▶ **Written task**:
Which lines in the material below contain the word "realize"? Copy each of them.

[Begin Entries provided]

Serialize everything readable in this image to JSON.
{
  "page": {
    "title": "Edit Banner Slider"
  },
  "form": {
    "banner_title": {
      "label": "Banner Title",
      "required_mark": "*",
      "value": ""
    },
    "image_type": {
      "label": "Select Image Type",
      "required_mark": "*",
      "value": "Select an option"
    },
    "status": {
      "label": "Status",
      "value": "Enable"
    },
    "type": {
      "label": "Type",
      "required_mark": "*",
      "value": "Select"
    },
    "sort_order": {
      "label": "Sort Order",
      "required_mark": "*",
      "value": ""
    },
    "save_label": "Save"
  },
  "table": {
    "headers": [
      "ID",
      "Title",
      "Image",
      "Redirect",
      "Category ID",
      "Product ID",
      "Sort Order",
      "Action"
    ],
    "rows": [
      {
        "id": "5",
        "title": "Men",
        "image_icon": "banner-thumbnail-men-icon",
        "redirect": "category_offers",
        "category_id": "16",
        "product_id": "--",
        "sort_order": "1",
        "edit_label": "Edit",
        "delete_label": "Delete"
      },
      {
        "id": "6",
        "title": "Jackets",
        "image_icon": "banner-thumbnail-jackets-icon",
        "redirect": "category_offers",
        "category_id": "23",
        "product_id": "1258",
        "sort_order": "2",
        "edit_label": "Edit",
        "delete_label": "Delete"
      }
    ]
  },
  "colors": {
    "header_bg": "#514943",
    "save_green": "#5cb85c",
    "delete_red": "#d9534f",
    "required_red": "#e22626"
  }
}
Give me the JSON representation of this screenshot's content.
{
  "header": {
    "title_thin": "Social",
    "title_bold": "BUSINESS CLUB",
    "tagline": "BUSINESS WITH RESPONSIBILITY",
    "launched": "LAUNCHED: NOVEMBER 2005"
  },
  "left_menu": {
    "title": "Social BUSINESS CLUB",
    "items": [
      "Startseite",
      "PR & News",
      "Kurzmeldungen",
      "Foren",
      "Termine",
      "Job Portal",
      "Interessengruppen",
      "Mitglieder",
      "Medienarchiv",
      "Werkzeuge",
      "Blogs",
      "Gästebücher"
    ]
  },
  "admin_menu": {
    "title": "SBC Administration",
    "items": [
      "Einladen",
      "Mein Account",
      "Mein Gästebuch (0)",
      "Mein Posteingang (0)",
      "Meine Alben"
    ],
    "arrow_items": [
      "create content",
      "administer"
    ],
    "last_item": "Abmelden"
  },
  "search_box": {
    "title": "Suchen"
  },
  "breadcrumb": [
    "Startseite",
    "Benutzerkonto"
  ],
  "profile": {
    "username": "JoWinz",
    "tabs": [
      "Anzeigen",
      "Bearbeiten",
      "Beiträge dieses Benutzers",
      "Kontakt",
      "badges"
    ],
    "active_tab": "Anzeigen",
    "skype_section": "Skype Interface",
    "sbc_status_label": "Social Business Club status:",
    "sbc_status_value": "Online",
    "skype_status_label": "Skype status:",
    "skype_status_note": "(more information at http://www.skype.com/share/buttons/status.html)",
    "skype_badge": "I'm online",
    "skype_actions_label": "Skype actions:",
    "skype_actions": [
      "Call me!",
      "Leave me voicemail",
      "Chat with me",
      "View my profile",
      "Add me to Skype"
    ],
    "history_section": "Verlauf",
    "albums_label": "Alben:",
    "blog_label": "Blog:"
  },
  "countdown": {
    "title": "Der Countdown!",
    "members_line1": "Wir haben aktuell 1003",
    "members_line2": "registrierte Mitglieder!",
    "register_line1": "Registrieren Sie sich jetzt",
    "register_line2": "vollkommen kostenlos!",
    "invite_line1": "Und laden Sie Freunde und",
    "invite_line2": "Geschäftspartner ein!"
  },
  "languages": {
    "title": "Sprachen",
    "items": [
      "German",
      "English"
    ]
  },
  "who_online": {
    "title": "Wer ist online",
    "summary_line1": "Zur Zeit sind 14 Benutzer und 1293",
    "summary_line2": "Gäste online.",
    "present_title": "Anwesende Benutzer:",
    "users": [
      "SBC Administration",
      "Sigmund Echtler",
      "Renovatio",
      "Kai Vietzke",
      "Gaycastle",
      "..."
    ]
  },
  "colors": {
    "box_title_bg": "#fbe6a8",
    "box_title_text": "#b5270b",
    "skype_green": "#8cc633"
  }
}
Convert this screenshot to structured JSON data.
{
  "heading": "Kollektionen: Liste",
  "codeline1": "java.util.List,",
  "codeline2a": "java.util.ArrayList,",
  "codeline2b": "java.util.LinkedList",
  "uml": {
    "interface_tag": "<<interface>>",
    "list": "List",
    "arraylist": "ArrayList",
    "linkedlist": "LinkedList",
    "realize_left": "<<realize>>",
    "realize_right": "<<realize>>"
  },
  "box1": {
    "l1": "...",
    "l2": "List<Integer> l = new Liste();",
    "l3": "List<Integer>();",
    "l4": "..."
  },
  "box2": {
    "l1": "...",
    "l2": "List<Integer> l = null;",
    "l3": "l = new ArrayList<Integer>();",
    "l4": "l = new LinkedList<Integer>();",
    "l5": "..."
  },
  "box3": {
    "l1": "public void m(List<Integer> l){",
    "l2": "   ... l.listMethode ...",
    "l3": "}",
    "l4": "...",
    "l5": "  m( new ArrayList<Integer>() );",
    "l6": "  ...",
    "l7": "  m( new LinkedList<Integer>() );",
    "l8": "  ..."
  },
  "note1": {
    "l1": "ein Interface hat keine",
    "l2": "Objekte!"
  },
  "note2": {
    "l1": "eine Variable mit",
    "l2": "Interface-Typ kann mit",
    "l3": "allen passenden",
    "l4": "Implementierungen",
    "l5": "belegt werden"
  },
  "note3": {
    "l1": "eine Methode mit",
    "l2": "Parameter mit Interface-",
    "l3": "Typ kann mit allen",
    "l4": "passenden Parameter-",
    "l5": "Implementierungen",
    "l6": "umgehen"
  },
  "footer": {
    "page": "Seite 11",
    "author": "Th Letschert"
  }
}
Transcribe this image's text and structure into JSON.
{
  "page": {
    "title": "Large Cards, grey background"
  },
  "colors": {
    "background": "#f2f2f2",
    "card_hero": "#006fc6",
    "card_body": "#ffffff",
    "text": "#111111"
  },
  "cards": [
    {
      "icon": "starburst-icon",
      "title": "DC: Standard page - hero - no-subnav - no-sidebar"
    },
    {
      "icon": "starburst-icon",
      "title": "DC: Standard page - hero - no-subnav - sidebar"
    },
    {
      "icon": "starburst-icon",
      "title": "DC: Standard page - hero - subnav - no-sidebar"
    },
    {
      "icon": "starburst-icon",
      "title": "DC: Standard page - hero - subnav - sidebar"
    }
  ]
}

[End Entries provided]

▶ **Solution for this problem**:
    "realize_left": "<<realize>>",
    "realize_right": "<<realize>>"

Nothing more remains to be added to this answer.